TASK DETAILS
Everything in the listing except the pictures should be written out exactly.

INFORMATION PROVIDED
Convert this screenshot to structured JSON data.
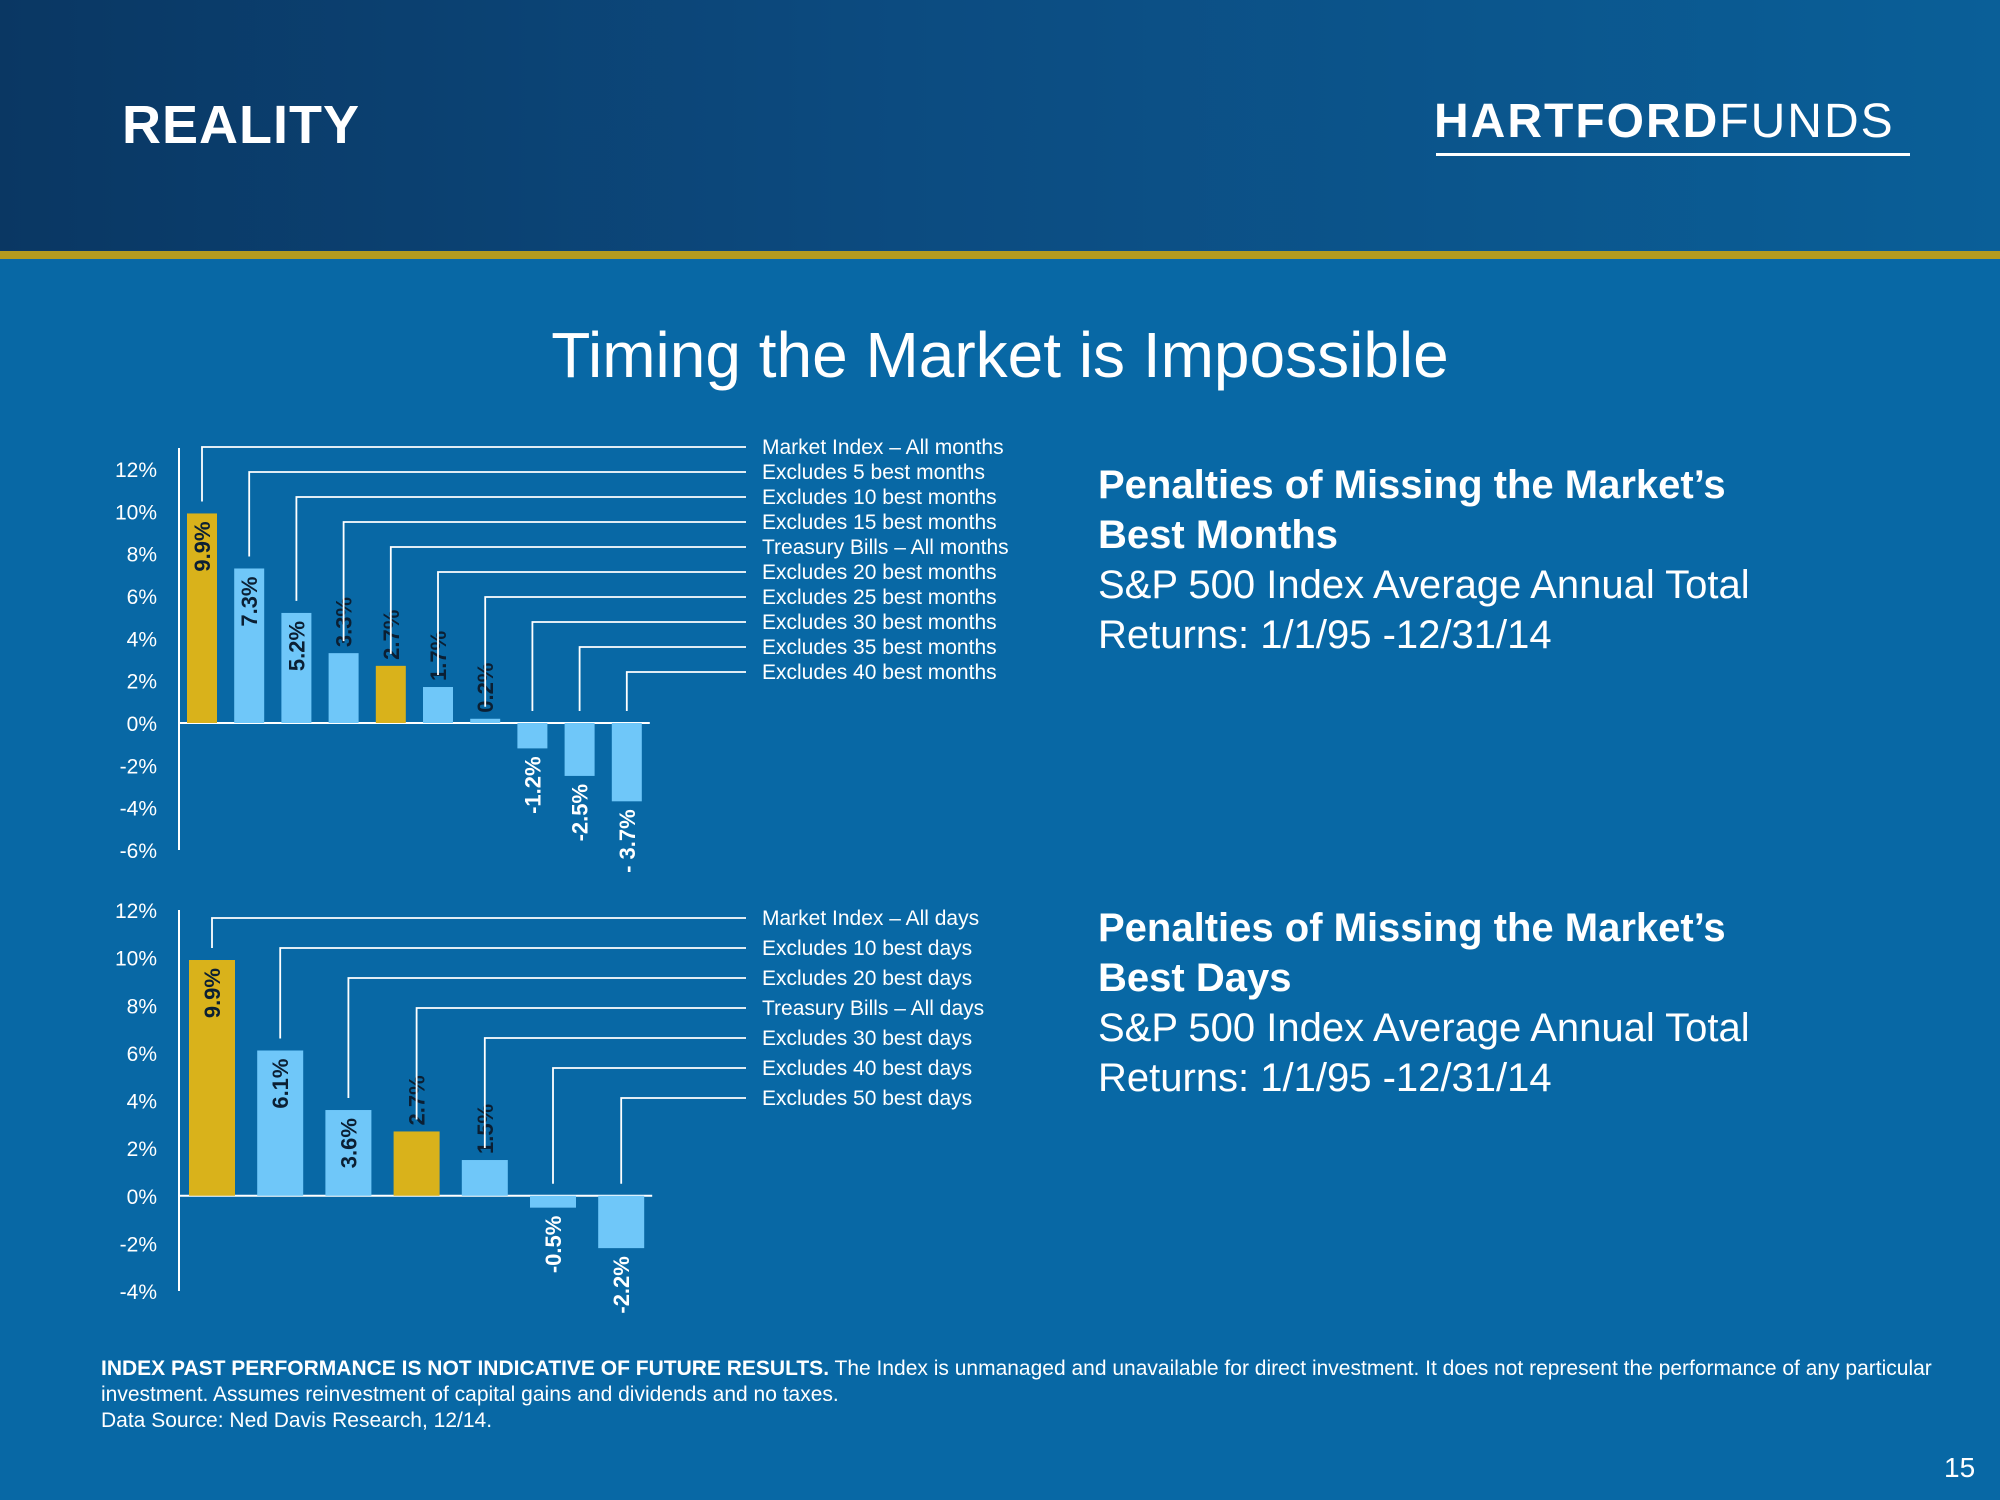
{
  "header": {
    "section_label": "REALITY",
    "logo_bold": "HARTFORD",
    "logo_light": "FUNDS"
  },
  "title": "Timing the Market is Impossible",
  "colors": {
    "background": "#0868a5",
    "bar_highlight": "#d9b21b",
    "bar_regular": "#6fc7f9",
    "gold_rule": "#b39b1f"
  },
  "panels": {
    "months": {
      "heading_line1": "Penalties of Missing the Market’s",
      "heading_line2": "Best Months",
      "sub_line1": "S&P 500 Index Average Annual Total",
      "sub_line2": "Returns: 1/1/95 -12/31/14"
    },
    "days": {
      "heading_line1": "Penalties of Missing the Market’s",
      "heading_line2": "Best Days",
      "sub_line1": "S&P 500 Index Average Annual Total",
      "sub_line2": "Returns: 1/1/95 -12/31/14"
    }
  },
  "chart_data": [
    {
      "type": "bar",
      "categories": [
        "Market Index – All months",
        "Excludes 5 best months",
        "Excludes 10 best months",
        "Excludes 15 best months",
        "Treasury Bills – All months",
        "Excludes 20 best months",
        "Excludes 25 best months",
        "Excludes 30 best months",
        "Excludes 35 best months",
        "Excludes 40 best months"
      ],
      "values": [
        9.9,
        7.3,
        5.2,
        3.3,
        2.7,
        1.7,
        0.2,
        -1.2,
        -2.5,
        -3.7
      ],
      "data_labels": [
        "9.9%",
        "7.3%",
        "5.2%",
        "3.3%",
        "2.7%",
        "1.7%",
        "0.2%",
        "-1.2%",
        "-2.5%",
        "- 3.7%"
      ],
      "highlight": [
        true,
        false,
        false,
        false,
        true,
        false,
        false,
        false,
        false,
        false
      ],
      "yticks": [
        "12%",
        "10%",
        "8%",
        "6%",
        "4%",
        "2%",
        "0%",
        "-2%",
        "-4%",
        "-6%"
      ],
      "ylim": [
        -6,
        12
      ],
      "grid": false,
      "legend": "leader-lines-right"
    },
    {
      "type": "bar",
      "categories": [
        "Market Index – All days",
        "Excludes 10 best days",
        "Excludes 20 best days",
        "Treasury Bills – All days",
        "Excludes 30 best days",
        "Excludes 40 best days",
        "Excludes 50 best days"
      ],
      "values": [
        9.9,
        6.1,
        3.6,
        2.7,
        1.5,
        -0.5,
        -2.2
      ],
      "data_labels": [
        "9.9%",
        "6.1%",
        "3.6%",
        "2.7%",
        "1.5%",
        "-0.5%",
        "-2.2%"
      ],
      "highlight": [
        true,
        false,
        false,
        true,
        false,
        false,
        false
      ],
      "yticks": [
        "12%",
        "10%",
        "8%",
        "6%",
        "4%",
        "2%",
        "0%",
        "-2%",
        "-4%"
      ],
      "ylim": [
        -4,
        12
      ],
      "grid": false,
      "legend": "leader-lines-right"
    }
  ],
  "footnote": {
    "bold": "INDEX PAST PERFORMANCE IS NOT INDICATIVE OF FUTURE RESULTS.",
    "text": " The Index is unmanaged and unavailable for direct investment. It does not represent the performance of any particular investment. Assumes reinvestment of capital gains and dividends and no taxes.",
    "source": "Data Source: Ned Davis Research, 12/14."
  },
  "page_number": "15"
}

THE ANSWER
Convert this screenshot to structured JSON data.
{
  "header": {
    "section_label": "REALITY",
    "logo_bold": "HARTFORD",
    "logo_light": "FUNDS"
  },
  "title": "Timing the Market is Impossible",
  "colors": {
    "background": "#0868a5",
    "bar_highlight": "#d9b21b",
    "bar_regular": "#6fc7f9",
    "gold_rule": "#b39b1f"
  },
  "panels": {
    "months": {
      "heading_line1": "Penalties of Missing the Market’s",
      "heading_line2": "Best Months",
      "sub_line1": "S&P 500 Index Average Annual Total",
      "sub_line2": "Returns: 1/1/95 -12/31/14"
    },
    "days": {
      "heading_line1": "Penalties of Missing the Market’s",
      "heading_line2": "Best Days",
      "sub_line1": "S&P 500 Index Average Annual Total",
      "sub_line2": "Returns: 1/1/95 -12/31/14"
    }
  },
  "chart_data": [
    {
      "type": "bar",
      "categories": [
        "Market Index – All months",
        "Excludes 5 best months",
        "Excludes 10 best months",
        "Excludes 15 best months",
        "Treasury Bills – All months",
        "Excludes 20 best months",
        "Excludes 25 best months",
        "Excludes 30 best months",
        "Excludes 35 best months",
        "Excludes 40 best months"
      ],
      "values": [
        9.9,
        7.3,
        5.2,
        3.3,
        2.7,
        1.7,
        0.2,
        -1.2,
        -2.5,
        -3.7
      ],
      "data_labels": [
        "9.9%",
        "7.3%",
        "5.2%",
        "3.3%",
        "2.7%",
        "1.7%",
        "0.2%",
        "-1.2%",
        "-2.5%",
        "- 3.7%"
      ],
      "highlight": [
        true,
        false,
        false,
        false,
        true,
        false,
        false,
        false,
        false,
        false
      ],
      "yticks": [
        "12%",
        "10%",
        "8%",
        "6%",
        "4%",
        "2%",
        "0%",
        "-2%",
        "-4%",
        "-6%"
      ],
      "ylim": [
        -6,
        12
      ],
      "grid": false,
      "legend": "leader-lines-right"
    },
    {
      "type": "bar",
      "categories": [
        "Market Index – All days",
        "Excludes 10 best days",
        "Excludes 20 best days",
        "Treasury Bills – All days",
        "Excludes 30 best days",
        "Excludes 40 best days",
        "Excludes 50 best days"
      ],
      "values": [
        9.9,
        6.1,
        3.6,
        2.7,
        1.5,
        -0.5,
        -2.2
      ],
      "data_labels": [
        "9.9%",
        "6.1%",
        "3.6%",
        "2.7%",
        "1.5%",
        "-0.5%",
        "-2.2%"
      ],
      "highlight": [
        true,
        false,
        false,
        true,
        false,
        false,
        false
      ],
      "yticks": [
        "12%",
        "10%",
        "8%",
        "6%",
        "4%",
        "2%",
        "0%",
        "-2%",
        "-4%"
      ],
      "ylim": [
        -4,
        12
      ],
      "grid": false,
      "legend": "leader-lines-right"
    }
  ],
  "footnote": {
    "bold": "INDEX PAST PERFORMANCE IS NOT INDICATIVE OF FUTURE RESULTS.",
    "text": " The Index is unmanaged and unavailable for direct investment. It does not represent the performance of any particular investment. Assumes reinvestment of capital gains and dividends and no taxes.",
    "source": "Data Source: Ned Davis Research, 12/14."
  },
  "page_number": "15"
}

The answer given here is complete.